**Task statement**
Exclude any images and output the remaining records exactly.

**Materials provided**
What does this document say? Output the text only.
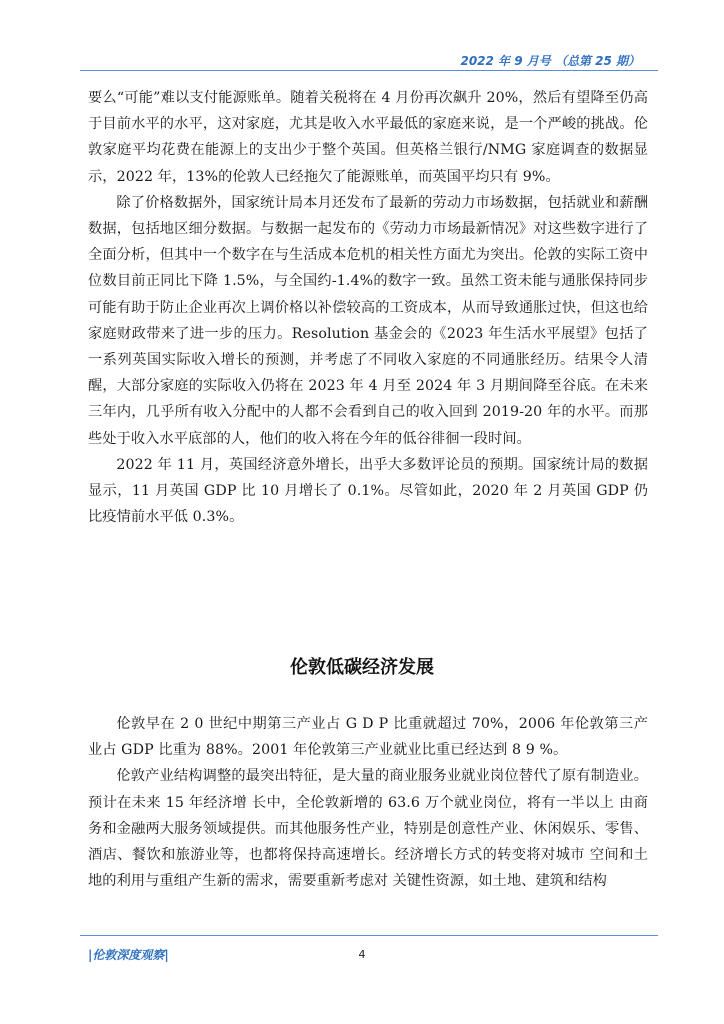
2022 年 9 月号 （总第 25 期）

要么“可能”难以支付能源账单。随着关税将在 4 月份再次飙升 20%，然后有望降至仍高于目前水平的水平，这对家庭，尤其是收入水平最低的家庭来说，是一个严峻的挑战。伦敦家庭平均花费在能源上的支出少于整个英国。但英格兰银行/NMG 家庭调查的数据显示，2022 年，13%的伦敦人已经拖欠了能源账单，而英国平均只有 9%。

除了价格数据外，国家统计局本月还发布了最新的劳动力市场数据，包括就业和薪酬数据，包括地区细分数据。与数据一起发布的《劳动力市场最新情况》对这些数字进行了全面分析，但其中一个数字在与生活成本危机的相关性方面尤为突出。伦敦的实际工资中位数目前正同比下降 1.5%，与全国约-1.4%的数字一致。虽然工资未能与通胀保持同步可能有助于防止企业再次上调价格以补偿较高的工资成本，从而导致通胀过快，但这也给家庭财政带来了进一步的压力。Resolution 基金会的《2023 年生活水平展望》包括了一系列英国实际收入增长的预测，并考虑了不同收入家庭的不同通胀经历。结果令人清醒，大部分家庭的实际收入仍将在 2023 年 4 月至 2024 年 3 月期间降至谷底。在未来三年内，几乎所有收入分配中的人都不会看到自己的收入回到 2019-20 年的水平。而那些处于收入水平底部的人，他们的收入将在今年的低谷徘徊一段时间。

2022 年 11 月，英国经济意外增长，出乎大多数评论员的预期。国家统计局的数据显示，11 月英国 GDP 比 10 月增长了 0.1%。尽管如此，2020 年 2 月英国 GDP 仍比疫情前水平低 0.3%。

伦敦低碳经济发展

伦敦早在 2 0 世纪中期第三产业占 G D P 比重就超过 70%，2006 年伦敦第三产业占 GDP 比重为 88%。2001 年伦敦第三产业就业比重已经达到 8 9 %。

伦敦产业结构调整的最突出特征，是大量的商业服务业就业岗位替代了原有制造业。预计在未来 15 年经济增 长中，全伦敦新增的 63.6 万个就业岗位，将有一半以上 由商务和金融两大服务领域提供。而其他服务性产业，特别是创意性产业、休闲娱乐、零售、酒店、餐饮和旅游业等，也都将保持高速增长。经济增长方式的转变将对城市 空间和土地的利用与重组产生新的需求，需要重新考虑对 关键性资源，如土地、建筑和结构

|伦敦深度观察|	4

**Result for this exercise**
What does this document say? Output the text only.
2022 年 9 月号 （总第 25 期）

要么“可能”难以支付能源账单。随着关税将在 4 月份再次飙升 20%，然后有望降至仍高于目前水平的水平，这对家庭，尤其是收入水平最低的家庭来说，是一个严峻的挑战。伦敦家庭平均花费在能源上的支出少于整个英国。但英格兰银行/NMG 家庭调查的数据显示，2022 年，13%的伦敦人已经拖欠了能源账单，而英国平均只有 9%。

除了价格数据外，国家统计局本月还发布了最新的劳动力市场数据，包括就业和薪酬数据，包括地区细分数据。与数据一起发布的《劳动力市场最新情况》对这些数字进行了全面分析，但其中一个数字在与生活成本危机的相关性方面尤为突出。伦敦的实际工资中位数目前正同比下降 1.5%，与全国约-1.4%的数字一致。虽然工资未能与通胀保持同步可能有助于防止企业再次上调价格以补偿较高的工资成本，从而导致通胀过快，但这也给家庭财政带来了进一步的压力。Resolution 基金会的《2023 年生活水平展望》包括了一系列英国实际收入增长的预测，并考虑了不同收入家庭的不同通胀经历。结果令人清醒，大部分家庭的实际收入仍将在 2023 年 4 月至 2024 年 3 月期间降至谷底。在未来三年内，几乎所有收入分配中的人都不会看到自己的收入回到 2019-20 年的水平。而那些处于收入水平底部的人，他们的收入将在今年的低谷徘徊一段时间。

2022 年 11 月，英国经济意外增长，出乎大多数评论员的预期。国家统计局的数据显示，11 月英国 GDP 比 10 月增长了 0.1%。尽管如此，2020 年 2 月英国 GDP 仍比疫情前水平低 0.3%。

伦敦低碳经济发展

伦敦早在 2 0 世纪中期第三产业占 G D P 比重就超过 70%，2006 年伦敦第三产业占 GDP 比重为 88%。2001 年伦敦第三产业就业比重已经达到 8 9 %。

伦敦产业结构调整的最突出特征，是大量的商业服务业就业岗位替代了原有制造业。预计在未来 15 年经济增 长中，全伦敦新增的 63.6 万个就业岗位，将有一半以上 由商务和金融两大服务领域提供。而其他服务性产业，特别是创意性产业、休闲娱乐、零售、酒店、餐饮和旅游业等，也都将保持高速增长。经济增长方式的转变将对城市 空间和土地的利用与重组产生新的需求，需要重新考虑对 关键性资源，如土地、建筑和结构

|伦敦深度观察|	4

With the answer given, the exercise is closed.